Extracted entries:
——————————
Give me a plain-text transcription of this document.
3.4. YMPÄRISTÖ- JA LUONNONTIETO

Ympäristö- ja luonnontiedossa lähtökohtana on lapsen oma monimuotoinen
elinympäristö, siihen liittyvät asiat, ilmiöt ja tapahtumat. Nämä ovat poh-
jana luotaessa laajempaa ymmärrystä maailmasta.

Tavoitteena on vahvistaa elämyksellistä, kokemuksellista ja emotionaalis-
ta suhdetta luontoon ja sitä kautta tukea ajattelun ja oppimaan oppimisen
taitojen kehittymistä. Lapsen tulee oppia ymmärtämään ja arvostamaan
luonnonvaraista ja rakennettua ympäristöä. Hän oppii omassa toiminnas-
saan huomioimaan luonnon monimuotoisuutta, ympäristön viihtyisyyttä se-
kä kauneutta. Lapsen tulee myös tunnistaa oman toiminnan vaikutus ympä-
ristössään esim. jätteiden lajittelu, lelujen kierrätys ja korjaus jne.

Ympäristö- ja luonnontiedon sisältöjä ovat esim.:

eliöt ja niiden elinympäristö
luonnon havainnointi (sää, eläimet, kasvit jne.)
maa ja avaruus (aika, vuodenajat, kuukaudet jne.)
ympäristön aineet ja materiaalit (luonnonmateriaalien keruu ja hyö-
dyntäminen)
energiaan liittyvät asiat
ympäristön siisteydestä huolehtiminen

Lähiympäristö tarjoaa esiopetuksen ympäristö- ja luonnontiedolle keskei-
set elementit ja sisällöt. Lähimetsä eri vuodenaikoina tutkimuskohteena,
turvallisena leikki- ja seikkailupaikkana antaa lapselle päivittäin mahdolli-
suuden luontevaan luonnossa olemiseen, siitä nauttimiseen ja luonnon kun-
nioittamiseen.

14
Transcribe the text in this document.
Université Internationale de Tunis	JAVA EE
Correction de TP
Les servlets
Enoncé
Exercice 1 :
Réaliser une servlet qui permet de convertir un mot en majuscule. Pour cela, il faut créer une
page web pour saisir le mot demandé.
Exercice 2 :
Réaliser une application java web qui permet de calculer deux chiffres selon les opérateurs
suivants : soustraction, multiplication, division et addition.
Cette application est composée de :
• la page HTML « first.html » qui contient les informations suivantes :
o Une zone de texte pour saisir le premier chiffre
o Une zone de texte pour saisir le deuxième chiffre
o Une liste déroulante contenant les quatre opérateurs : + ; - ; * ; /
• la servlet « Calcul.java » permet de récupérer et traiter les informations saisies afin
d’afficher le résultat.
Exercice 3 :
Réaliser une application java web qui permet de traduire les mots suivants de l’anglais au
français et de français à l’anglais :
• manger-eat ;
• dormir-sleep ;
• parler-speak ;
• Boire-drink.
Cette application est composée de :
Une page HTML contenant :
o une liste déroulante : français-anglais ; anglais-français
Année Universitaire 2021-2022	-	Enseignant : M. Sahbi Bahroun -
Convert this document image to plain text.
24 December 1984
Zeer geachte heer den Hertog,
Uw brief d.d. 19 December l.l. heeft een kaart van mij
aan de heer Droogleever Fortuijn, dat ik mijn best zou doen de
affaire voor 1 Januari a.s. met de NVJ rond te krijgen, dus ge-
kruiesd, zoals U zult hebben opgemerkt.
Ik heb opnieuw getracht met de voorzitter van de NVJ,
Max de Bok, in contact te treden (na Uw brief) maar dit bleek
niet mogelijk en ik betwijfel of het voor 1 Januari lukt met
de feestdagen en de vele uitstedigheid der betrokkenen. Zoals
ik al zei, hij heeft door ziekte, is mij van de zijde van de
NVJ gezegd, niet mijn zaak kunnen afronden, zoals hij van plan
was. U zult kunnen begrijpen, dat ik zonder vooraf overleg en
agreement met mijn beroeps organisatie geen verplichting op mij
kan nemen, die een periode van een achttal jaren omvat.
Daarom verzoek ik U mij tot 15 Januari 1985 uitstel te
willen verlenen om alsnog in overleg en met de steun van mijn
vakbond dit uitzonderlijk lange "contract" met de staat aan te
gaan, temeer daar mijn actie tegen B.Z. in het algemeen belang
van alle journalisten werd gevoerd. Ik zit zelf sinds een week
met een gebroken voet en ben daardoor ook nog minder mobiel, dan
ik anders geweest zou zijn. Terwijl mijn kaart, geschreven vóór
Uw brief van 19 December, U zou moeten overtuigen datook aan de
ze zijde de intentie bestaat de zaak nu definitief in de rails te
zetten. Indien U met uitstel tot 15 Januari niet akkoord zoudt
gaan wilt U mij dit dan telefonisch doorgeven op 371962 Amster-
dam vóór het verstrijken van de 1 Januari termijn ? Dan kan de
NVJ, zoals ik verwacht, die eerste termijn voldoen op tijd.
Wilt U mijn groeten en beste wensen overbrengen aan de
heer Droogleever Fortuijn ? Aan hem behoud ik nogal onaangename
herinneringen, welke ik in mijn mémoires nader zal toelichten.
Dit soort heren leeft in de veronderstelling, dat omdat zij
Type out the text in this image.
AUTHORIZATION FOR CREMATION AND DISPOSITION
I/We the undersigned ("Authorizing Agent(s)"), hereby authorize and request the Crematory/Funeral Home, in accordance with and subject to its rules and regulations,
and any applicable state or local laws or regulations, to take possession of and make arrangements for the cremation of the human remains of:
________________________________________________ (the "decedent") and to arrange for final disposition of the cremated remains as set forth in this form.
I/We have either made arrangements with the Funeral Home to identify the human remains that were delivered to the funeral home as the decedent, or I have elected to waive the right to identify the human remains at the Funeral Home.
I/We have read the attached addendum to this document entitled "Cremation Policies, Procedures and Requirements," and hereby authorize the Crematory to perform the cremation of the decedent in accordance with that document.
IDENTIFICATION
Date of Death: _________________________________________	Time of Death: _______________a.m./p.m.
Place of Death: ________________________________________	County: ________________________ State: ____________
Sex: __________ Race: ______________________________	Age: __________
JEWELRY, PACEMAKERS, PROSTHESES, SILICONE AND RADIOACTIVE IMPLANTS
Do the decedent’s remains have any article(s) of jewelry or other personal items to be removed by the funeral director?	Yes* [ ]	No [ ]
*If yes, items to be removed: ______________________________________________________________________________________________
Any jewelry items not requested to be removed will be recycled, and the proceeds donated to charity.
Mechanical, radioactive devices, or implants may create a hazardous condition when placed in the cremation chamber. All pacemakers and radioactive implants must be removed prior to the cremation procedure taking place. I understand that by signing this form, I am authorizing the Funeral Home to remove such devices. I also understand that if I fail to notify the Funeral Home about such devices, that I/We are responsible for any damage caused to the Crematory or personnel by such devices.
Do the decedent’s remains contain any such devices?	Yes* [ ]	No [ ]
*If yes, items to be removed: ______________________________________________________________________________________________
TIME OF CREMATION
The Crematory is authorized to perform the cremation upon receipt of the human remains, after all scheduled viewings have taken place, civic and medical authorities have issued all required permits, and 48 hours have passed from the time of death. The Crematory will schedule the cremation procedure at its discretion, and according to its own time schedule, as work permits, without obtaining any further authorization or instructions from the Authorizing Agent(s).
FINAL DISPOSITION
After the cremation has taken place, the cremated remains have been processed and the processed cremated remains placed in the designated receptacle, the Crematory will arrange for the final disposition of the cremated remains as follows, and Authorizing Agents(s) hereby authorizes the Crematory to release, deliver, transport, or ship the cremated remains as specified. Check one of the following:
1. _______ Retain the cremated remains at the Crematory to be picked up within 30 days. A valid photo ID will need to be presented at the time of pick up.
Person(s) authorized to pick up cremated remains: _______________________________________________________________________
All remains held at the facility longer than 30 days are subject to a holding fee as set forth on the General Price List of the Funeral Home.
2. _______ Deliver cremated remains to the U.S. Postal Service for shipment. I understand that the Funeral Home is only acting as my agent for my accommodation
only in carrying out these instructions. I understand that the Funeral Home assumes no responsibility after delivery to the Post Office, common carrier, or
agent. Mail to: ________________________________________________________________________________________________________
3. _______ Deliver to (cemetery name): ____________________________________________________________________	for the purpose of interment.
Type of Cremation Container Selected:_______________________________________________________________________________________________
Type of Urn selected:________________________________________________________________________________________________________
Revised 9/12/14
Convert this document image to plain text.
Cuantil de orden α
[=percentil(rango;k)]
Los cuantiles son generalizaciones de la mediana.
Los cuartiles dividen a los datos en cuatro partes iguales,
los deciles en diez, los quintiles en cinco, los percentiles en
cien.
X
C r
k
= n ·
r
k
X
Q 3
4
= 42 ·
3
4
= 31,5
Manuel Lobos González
——————————
Task: For this exercise, gather every line of the data that contains the word "regulations".

Response for this exercise:
I/We the undersigned ("Authorizing Agent(s)"), hereby authorize and request the Crematory/Funeral Home, in accordance with and subject to its rules and regulations,
and any applicable state or local laws or regulations, to take possession of and make arrangements for the cremation of the human remains of:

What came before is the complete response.